Entries follow. Set all of them down as they stand.

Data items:

+ + + + + + +

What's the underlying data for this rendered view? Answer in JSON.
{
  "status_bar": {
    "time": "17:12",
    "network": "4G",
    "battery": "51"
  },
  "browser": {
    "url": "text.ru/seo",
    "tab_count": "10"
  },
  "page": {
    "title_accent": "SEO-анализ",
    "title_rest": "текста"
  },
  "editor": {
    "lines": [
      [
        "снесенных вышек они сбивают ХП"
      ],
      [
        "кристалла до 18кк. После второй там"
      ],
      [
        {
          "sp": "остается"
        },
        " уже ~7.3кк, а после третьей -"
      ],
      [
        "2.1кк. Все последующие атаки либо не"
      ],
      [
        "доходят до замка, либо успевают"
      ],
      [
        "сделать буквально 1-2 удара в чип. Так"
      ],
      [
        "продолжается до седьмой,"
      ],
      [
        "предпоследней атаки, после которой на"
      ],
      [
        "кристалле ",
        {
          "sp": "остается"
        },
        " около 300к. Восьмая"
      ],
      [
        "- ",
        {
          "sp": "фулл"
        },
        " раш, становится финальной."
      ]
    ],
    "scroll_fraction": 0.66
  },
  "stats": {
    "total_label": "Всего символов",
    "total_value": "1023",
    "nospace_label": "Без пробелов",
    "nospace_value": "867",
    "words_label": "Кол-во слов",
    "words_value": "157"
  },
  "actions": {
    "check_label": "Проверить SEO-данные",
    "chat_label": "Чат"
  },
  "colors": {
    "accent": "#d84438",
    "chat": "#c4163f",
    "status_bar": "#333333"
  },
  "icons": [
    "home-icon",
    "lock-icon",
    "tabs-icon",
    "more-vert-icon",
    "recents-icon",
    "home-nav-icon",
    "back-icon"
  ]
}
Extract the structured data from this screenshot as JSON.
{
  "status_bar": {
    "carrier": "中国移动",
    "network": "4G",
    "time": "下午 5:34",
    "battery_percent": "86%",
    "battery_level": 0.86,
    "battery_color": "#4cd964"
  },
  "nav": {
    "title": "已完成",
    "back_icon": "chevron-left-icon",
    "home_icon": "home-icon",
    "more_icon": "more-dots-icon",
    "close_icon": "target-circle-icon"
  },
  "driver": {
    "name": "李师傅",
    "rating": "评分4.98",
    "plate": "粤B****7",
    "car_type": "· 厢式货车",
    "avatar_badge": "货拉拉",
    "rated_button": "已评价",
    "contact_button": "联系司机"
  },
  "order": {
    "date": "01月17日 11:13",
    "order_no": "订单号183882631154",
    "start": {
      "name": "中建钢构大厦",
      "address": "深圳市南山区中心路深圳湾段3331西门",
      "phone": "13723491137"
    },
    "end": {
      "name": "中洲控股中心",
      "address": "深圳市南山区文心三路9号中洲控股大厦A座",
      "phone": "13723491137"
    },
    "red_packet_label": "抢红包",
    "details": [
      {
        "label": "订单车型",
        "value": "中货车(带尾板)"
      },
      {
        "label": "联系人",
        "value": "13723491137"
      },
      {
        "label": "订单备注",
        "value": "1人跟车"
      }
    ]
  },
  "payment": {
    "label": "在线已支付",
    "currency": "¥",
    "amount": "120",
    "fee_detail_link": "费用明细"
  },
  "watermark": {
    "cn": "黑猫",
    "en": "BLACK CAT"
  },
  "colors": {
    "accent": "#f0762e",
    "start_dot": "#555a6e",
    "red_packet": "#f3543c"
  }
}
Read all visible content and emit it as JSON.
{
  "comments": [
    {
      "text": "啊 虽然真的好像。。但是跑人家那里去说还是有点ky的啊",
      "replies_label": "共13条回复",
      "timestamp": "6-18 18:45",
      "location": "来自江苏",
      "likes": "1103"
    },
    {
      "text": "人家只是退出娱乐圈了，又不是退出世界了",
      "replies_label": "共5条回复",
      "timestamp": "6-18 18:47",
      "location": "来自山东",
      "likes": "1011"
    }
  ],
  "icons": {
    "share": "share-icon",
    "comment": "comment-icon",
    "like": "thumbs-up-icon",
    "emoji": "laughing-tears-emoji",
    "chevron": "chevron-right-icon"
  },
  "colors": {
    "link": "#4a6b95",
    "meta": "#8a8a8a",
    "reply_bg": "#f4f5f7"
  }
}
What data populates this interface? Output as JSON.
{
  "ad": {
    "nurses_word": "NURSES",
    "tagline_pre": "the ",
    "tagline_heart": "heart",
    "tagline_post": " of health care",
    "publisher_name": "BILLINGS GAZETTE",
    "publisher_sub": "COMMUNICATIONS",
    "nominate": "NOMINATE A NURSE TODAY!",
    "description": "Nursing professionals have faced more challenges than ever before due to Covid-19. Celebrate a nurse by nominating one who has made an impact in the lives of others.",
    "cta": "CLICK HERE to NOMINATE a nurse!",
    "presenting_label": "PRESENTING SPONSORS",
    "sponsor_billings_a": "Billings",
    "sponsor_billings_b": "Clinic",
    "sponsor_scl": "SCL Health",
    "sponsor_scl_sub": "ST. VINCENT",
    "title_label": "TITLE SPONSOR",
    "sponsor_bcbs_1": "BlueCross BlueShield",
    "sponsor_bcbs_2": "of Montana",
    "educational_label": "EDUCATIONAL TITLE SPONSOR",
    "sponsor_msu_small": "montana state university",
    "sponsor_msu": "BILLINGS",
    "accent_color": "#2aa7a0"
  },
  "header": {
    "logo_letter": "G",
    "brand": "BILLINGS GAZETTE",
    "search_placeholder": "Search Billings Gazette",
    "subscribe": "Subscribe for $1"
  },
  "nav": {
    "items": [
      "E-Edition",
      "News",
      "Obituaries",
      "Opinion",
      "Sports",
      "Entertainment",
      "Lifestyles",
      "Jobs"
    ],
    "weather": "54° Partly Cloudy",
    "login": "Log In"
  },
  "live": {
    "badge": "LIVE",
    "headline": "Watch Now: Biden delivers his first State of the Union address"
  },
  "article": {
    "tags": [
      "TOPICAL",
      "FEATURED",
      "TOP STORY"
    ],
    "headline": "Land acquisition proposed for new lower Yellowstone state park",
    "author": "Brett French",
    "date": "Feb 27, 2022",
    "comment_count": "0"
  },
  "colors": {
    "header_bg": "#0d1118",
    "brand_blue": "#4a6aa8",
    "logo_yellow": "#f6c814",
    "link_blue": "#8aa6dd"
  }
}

+ + + + + + +

TASK RESULT »
What's the underlying data for this rendered view? Answer in JSON.
{
  "status_bar": {
    "time": "17:12",
    "network": "4G",
    "battery": "51"
  },
  "browser": {
    "url": "text.ru/seo",
    "tab_count": "10"
  },
  "page": {
    "title_accent": "SEO-анализ",
    "title_rest": "текста"
  },
  "editor": {
    "lines": [
      [
        "снесенных вышек они сбивают ХП"
      ],
      [
        "кристалла до 18кк. После второй там"
      ],
      [
        {
          "sp": "остается"
        },
        " уже ~7.3кк, а после третьей -"
      ],
      [
        "2.1кк. Все последующие атаки либо не"
      ],
      [
        "доходят до замка, либо успевают"
      ],
      [
        "сделать буквально 1-2 удара в чип. Так"
      ],
      [
        "продолжается до седьмой,"
      ],
      [
        "предпоследней атаки, после которой на"
      ],
      [
        "кристалле ",
        {
          "sp": "остается"
        },
        " около 300к. Восьмая"
      ],
      [
        "- ",
        {
          "sp": "фулл"
        },
        " раш, становится финальной."
      ]
    ],
    "scroll_fraction": 0.66
  },
  "stats": {
    "total_label": "Всего символов",
    "total_value": "1023",
    "nospace_label": "Без пробелов",
    "nospace_value": "867",
    "words_label": "Кол-во слов",
    "words_value": "157"
  },
  "actions": {
    "check_label": "Проверить SEO-данные",
    "chat_label": "Чат"
  },
  "colors": {
    "accent": "#d84438",
    "chat": "#c4163f",
    "status_bar": "#333333"
  },
  "icons": [
    "home-icon",
    "lock-icon",
    "tabs-icon",
    "more-vert-icon",
    "recents-icon",
    "home-nav-icon",
    "back-icon"
  ]
}
Extract the structured data from this screenshot as JSON.
{
  "status_bar": {
    "carrier": "中国移动",
    "network": "4G",
    "time": "下午 5:34",
    "battery_percent": "86%",
    "battery_level": 0.86,
    "battery_color": "#4cd964"
  },
  "nav": {
    "title": "已完成",
    "back_icon": "chevron-left-icon",
    "home_icon": "home-icon",
    "more_icon": "more-dots-icon",
    "close_icon": "target-circle-icon"
  },
  "driver": {
    "name": "李师傅",
    "rating": "评分4.98",
    "plate": "粤B****7",
    "car_type": "· 厢式货车",
    "avatar_badge": "货拉拉",
    "rated_button": "已评价",
    "contact_button": "联系司机"
  },
  "order": {
    "date": "01月17日 11:13",
    "order_no": "订单号183882631154",
    "start": {
      "name": "中建钢构大厦",
      "address": "深圳市南山区中心路深圳湾段3331西门",
      "phone": "13723491137"
    },
    "end": {
      "name": "中洲控股中心",
      "address": "深圳市南山区文心三路9号中洲控股大厦A座",
      "phone": "13723491137"
    },
    "red_packet_label": "抢红包",
    "details": [
      {
        "label": "订单车型",
        "value": "中货车(带尾板)"
      },
      {
        "label": "联系人",
        "value": "13723491137"
      },
      {
        "label": "订单备注",
        "value": "1人跟车"
      }
    ]
  },
  "payment": {
    "label": "在线已支付",
    "currency": "¥",
    "amount": "120",
    "fee_detail_link": "费用明细"
  },
  "watermark": {
    "cn": "黑猫",
    "en": "BLACK CAT"
  },
  "colors": {
    "accent": "#f0762e",
    "start_dot": "#555a6e",
    "red_packet": "#f3543c"
  }
}
Read all visible content and emit it as JSON.
{
  "comments": [
    {
      "text": "啊 虽然真的好像。。但是跑人家那里去说还是有点ky的啊",
      "replies_label": "共13条回复",
      "timestamp": "6-18 18:45",
      "location": "来自江苏",
      "likes": "1103"
    },
    {
      "text": "人家只是退出娱乐圈了，又不是退出世界了",
      "replies_label": "共5条回复",
      "timestamp": "6-18 18:47",
      "location": "来自山东",
      "likes": "1011"
    }
  ],
  "icons": {
    "share": "share-icon",
    "comment": "comment-icon",
    "like": "thumbs-up-icon",
    "emoji": "laughing-tears-emoji",
    "chevron": "chevron-right-icon"
  },
  "colors": {
    "link": "#4a6b95",
    "meta": "#8a8a8a",
    "reply_bg": "#f4f5f7"
  }
}
What data populates this interface? Output as JSON.
{
  "ad": {
    "nurses_word": "NURSES",
    "tagline_pre": "the ",
    "tagline_heart": "heart",
    "tagline_post": " of health care",
    "publisher_name": "BILLINGS GAZETTE",
    "publisher_sub": "COMMUNICATIONS",
    "nominate": "NOMINATE A NURSE TODAY!",
    "description": "Nursing professionals have faced more challenges than ever before due to Covid-19. Celebrate a nurse by nominating one who has made an impact in the lives of others.",
    "cta": "CLICK HERE to NOMINATE a nurse!",
    "presenting_label": "PRESENTING SPONSORS",
    "sponsor_billings_a": "Billings",
    "sponsor_billings_b": "Clinic",
    "sponsor_scl": "SCL Health",
    "sponsor_scl_sub": "ST. VINCENT",
    "title_label": "TITLE SPONSOR",
    "sponsor_bcbs_1": "BlueCross BlueShield",
    "sponsor_bcbs_2": "of Montana",
    "educational_label": "EDUCATIONAL TITLE SPONSOR",
    "sponsor_msu_small": "montana state university",
    "sponsor_msu": "BILLINGS",
    "accent_color": "#2aa7a0"
  },
  "header": {
    "logo_letter": "G",
    "brand": "BILLINGS GAZETTE",
    "search_placeholder": "Search Billings Gazette",
    "subscribe": "Subscribe for $1"
  },
  "nav": {
    "items": [
      "E-Edition",
      "News",
      "Obituaries",
      "Opinion",
      "Sports",
      "Entertainment",
      "Lifestyles",
      "Jobs"
    ],
    "weather": "54° Partly Cloudy",
    "login": "Log In"
  },
  "live": {
    "badge": "LIVE",
    "headline": "Watch Now: Biden delivers his first State of the Union address"
  },
  "article": {
    "tags": [
      "TOPICAL",
      "FEATURED",
      "TOP STORY"
    ],
    "headline": "Land acquisition proposed for new lower Yellowstone state park",
    "author": "Brett French",
    "date": "Feb 27, 2022",
    "comment_count": "0"
  },
  "colors": {
    "header_bg": "#0d1118",
    "brand_blue": "#4a6aa8",
    "logo_yellow": "#f6c814",
    "link_blue": "#8aa6dd"
  }
}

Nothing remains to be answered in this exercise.